OBJECTIVE
All of the data below should be written out exactly.

(Items from a dataset)
== == ==

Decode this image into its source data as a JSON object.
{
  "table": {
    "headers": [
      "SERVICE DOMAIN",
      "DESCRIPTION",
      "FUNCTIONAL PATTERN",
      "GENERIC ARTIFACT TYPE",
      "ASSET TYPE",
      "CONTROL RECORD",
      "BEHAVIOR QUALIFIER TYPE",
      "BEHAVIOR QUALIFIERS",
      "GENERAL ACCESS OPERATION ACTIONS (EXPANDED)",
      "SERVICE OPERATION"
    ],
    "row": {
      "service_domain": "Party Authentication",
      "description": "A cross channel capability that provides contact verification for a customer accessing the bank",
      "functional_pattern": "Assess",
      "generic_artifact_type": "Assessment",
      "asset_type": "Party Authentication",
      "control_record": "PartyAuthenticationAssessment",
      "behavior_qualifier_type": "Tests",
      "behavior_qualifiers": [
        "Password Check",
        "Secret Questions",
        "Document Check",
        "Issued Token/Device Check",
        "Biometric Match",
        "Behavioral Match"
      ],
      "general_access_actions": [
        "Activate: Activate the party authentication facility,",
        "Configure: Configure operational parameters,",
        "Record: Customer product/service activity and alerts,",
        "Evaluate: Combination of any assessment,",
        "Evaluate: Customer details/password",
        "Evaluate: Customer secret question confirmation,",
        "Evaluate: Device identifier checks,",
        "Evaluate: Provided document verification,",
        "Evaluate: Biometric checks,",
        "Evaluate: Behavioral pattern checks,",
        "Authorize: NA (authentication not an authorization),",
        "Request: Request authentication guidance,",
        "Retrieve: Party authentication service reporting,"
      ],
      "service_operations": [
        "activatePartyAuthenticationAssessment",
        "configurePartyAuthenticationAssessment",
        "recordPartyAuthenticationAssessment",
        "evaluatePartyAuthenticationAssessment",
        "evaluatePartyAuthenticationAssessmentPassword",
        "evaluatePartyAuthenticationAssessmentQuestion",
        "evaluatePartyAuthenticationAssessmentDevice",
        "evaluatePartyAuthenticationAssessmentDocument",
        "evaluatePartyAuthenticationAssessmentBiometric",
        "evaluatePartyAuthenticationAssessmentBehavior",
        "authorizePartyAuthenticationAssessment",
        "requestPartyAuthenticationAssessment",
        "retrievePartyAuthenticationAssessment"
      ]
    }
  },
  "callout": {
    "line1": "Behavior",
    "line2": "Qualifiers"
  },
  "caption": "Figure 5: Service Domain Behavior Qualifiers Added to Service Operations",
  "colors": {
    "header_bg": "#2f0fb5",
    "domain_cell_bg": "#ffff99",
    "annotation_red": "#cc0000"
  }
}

== == ==

EXERCISE SOLUTION
Decode this image into its source data as a JSON object.
{
  "table": {
    "headers": [
      "SERVICE DOMAIN",
      "DESCRIPTION",
      "FUNCTIONAL PATTERN",
      "GENERIC ARTIFACT TYPE",
      "ASSET TYPE",
      "CONTROL RECORD",
      "BEHAVIOR QUALIFIER TYPE",
      "BEHAVIOR QUALIFIERS",
      "GENERAL ACCESS OPERATION ACTIONS (EXPANDED)",
      "SERVICE OPERATION"
    ],
    "row": {
      "service_domain": "Party Authentication",
      "description": "A cross channel capability that provides contact verification for a customer accessing the bank",
      "functional_pattern": "Assess",
      "generic_artifact_type": "Assessment",
      "asset_type": "Party Authentication",
      "control_record": "PartyAuthenticationAssessment",
      "behavior_qualifier_type": "Tests",
      "behavior_qualifiers": [
        "Password Check",
        "Secret Questions",
        "Document Check",
        "Issued Token/Device Check",
        "Biometric Match",
        "Behavioral Match"
      ],
      "general_access_actions": [
        "Activate: Activate the party authentication facility,",
        "Configure: Configure operational parameters,",
        "Record: Customer product/service activity and alerts,",
        "Evaluate: Combination of any assessment,",
        "Evaluate: Customer details/password",
        "Evaluate: Customer secret question confirmation,",
        "Evaluate: Device identifier checks,",
        "Evaluate: Provided document verification,",
        "Evaluate: Biometric checks,",
        "Evaluate: Behavioral pattern checks,",
        "Authorize: NA (authentication not an authorization),",
        "Request: Request authentication guidance,",
        "Retrieve: Party authentication service reporting,"
      ],
      "service_operations": [
        "activatePartyAuthenticationAssessment",
        "configurePartyAuthenticationAssessment",
        "recordPartyAuthenticationAssessment",
        "evaluatePartyAuthenticationAssessment",
        "evaluatePartyAuthenticationAssessmentPassword",
        "evaluatePartyAuthenticationAssessmentQuestion",
        "evaluatePartyAuthenticationAssessmentDevice",
        "evaluatePartyAuthenticationAssessmentDocument",
        "evaluatePartyAuthenticationAssessmentBiometric",
        "evaluatePartyAuthenticationAssessmentBehavior",
        "authorizePartyAuthenticationAssessment",
        "requestPartyAuthenticationAssessment",
        "retrievePartyAuthenticationAssessment"
      ]
    }
  },
  "callout": {
    "line1": "Behavior",
    "line2": "Qualifiers"
  },
  "caption": "Figure 5: Service Domain Behavior Qualifiers Added to Service Operations",
  "colors": {
    "header_bg": "#2f0fb5",
    "domain_cell_bg": "#ffff99",
    "annotation_red": "#cc0000"
  }
}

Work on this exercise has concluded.